(Excerpt from a dataset)
■ ■ ■ ■

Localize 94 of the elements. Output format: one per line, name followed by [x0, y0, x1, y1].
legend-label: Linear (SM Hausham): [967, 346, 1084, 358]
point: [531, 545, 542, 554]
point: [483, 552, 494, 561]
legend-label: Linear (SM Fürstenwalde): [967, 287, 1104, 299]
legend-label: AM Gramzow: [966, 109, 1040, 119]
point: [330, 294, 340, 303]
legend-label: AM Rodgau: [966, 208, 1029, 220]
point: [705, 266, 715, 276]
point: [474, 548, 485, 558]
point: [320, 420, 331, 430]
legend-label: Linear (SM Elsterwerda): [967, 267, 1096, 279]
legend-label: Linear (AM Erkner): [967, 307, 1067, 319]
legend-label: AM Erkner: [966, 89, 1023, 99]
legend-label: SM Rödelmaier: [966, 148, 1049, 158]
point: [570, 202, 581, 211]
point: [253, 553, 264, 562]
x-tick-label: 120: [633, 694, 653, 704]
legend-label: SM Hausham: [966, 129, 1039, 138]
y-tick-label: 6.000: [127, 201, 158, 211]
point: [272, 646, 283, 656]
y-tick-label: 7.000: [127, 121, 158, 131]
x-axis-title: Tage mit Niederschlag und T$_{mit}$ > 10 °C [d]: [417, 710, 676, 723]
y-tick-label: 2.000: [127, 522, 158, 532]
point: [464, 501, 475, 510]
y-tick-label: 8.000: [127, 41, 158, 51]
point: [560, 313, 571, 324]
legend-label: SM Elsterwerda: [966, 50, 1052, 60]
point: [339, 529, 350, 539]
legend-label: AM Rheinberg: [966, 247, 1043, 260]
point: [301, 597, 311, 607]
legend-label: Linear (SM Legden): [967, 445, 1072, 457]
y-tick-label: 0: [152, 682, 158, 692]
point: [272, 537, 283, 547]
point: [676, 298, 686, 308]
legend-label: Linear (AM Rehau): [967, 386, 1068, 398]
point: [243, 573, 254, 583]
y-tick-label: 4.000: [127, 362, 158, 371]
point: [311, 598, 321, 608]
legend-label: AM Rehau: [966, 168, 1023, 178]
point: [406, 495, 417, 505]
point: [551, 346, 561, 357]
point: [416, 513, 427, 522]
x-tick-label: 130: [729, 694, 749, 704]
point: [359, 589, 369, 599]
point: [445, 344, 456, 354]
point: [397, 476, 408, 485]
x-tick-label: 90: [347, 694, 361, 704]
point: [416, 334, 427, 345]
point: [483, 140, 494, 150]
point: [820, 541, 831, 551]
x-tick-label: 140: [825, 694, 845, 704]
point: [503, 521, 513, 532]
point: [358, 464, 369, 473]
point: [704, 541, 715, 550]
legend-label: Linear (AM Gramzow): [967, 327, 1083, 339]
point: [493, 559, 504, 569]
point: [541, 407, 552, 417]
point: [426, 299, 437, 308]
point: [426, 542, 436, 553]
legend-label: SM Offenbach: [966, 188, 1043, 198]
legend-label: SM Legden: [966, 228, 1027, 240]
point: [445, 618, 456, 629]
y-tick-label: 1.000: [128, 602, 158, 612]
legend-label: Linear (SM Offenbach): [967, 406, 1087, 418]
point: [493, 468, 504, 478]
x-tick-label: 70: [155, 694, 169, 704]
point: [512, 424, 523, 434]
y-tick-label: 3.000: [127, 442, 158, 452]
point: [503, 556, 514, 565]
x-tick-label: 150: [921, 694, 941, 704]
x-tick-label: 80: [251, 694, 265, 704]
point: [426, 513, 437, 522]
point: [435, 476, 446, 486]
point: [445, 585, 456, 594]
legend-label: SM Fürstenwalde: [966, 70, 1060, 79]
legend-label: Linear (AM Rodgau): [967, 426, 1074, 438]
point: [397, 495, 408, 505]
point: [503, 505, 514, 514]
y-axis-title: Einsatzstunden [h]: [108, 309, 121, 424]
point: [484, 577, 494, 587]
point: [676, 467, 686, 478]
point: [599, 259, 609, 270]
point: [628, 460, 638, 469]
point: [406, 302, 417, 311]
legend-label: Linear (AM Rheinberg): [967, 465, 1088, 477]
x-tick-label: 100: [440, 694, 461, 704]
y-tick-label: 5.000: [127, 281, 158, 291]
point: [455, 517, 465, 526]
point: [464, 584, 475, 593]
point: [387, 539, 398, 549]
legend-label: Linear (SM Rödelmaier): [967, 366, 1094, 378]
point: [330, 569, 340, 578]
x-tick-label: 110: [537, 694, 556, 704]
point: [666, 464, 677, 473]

■ ■ ■ ■

WRITTEN TASK
Rewrite the items with every "legend-label" changed to "legend-entry" and nothing else altered.

TASK ANSWER
Localize 94 of the elements. Output format: one per line, name followed by [x0, y0, x1, y1].
legend-entry: Linear (SM Hausham): [967, 346, 1084, 358]
point: [531, 545, 542, 554]
point: [483, 552, 494, 561]
legend-entry: Linear (SM Fürstenwalde): [967, 287, 1104, 299]
legend-entry: AM Gramzow: [966, 109, 1040, 119]
point: [330, 294, 340, 303]
legend-entry: AM Rodgau: [966, 208, 1029, 220]
point: [705, 266, 715, 276]
point: [474, 548, 485, 558]
point: [320, 420, 331, 430]
legend-entry: Linear (SM Elsterwerda): [967, 267, 1096, 279]
legend-entry: Linear (AM Erkner): [967, 307, 1067, 319]
legend-entry: AM Erkner: [966, 89, 1023, 99]
legend-entry: SM Rödelmaier: [966, 148, 1049, 158]
point: [570, 202, 581, 211]
point: [253, 553, 264, 562]
x-tick-label: 120: [633, 694, 653, 704]
legend-entry: SM Hausham: [966, 129, 1039, 138]
y-tick-label: 6.000: [127, 201, 158, 211]
point: [272, 646, 283, 656]
y-tick-label: 7.000: [127, 121, 158, 131]
x-axis-title: Tage mit Niederschlag und T$_{mit}$ > 10 °C [d]: [417, 710, 676, 723]
y-tick-label: 2.000: [127, 522, 158, 532]
point: [464, 501, 475, 510]
y-tick-label: 8.000: [127, 41, 158, 51]
point: [560, 313, 571, 324]
legend-entry: SM Elsterwerda: [966, 50, 1052, 60]
point: [339, 529, 350, 539]
legend-entry: AM Rheinberg: [966, 247, 1043, 260]
point: [301, 597, 311, 607]
legend-entry: Linear (SM Legden): [967, 445, 1072, 457]
y-tick-label: 0: [152, 682, 158, 692]
point: [272, 537, 283, 547]
point: [676, 298, 686, 308]
legend-entry: Linear (AM Rehau): [967, 386, 1068, 398]
point: [243, 573, 254, 583]
y-tick-label: 4.000: [127, 362, 158, 371]
point: [311, 598, 321, 608]
legend-entry: AM Rehau: [966, 168, 1023, 178]
point: [406, 495, 417, 505]
point: [551, 346, 561, 357]
point: [416, 513, 427, 522]
x-tick-label: 130: [729, 694, 749, 704]
point: [359, 589, 369, 599]
point: [445, 344, 456, 354]
point: [397, 476, 408, 485]
x-tick-label: 90: [347, 694, 361, 704]
point: [416, 334, 427, 345]
point: [483, 140, 494, 150]
point: [820, 541, 831, 551]
x-tick-label: 140: [825, 694, 845, 704]
point: [503, 521, 513, 532]
point: [358, 464, 369, 473]
point: [704, 541, 715, 550]
legend-entry: Linear (AM Gramzow): [967, 327, 1083, 339]
point: [493, 559, 504, 569]
point: [541, 407, 552, 417]
point: [426, 299, 437, 308]
point: [426, 542, 436, 553]
legend-entry: SM Offenbach: [966, 188, 1043, 198]
legend-entry: SM Legden: [966, 228, 1027, 240]
point: [445, 618, 456, 629]
y-tick-label: 1.000: [128, 602, 158, 612]
legend-entry: Linear (SM Offenbach): [967, 406, 1087, 418]
point: [493, 468, 504, 478]
x-tick-label: 70: [155, 694, 169, 704]
point: [512, 424, 523, 434]
y-tick-label: 3.000: [127, 442, 158, 452]
point: [503, 556, 514, 565]
x-tick-label: 150: [921, 694, 941, 704]
x-tick-label: 80: [251, 694, 265, 704]
point: [426, 513, 437, 522]
point: [435, 476, 446, 486]
point: [445, 585, 456, 594]
legend-entry: SM Fürstenwalde: [966, 70, 1060, 79]
legend-entry: Linear (AM Rodgau): [967, 426, 1074, 438]
point: [397, 495, 408, 505]
point: [503, 505, 514, 514]
y-axis-title: Einsatzstunden [h]: [108, 309, 121, 424]
point: [484, 577, 494, 587]
point: [676, 467, 686, 478]
point: [599, 259, 609, 270]
point: [628, 460, 638, 469]
point: [406, 302, 417, 311]
legend-entry: Linear (AM Rheinberg): [967, 465, 1088, 477]
x-tick-label: 100: [440, 694, 461, 704]
y-tick-label: 5.000: [127, 281, 158, 291]
point: [455, 517, 465, 526]
point: [464, 584, 475, 593]
point: [387, 539, 398, 549]
legend-entry: Linear (SM Rödelmaier): [967, 366, 1094, 378]
point: [330, 569, 340, 578]
x-tick-label: 110: [537, 694, 556, 704]
point: [666, 464, 677, 473]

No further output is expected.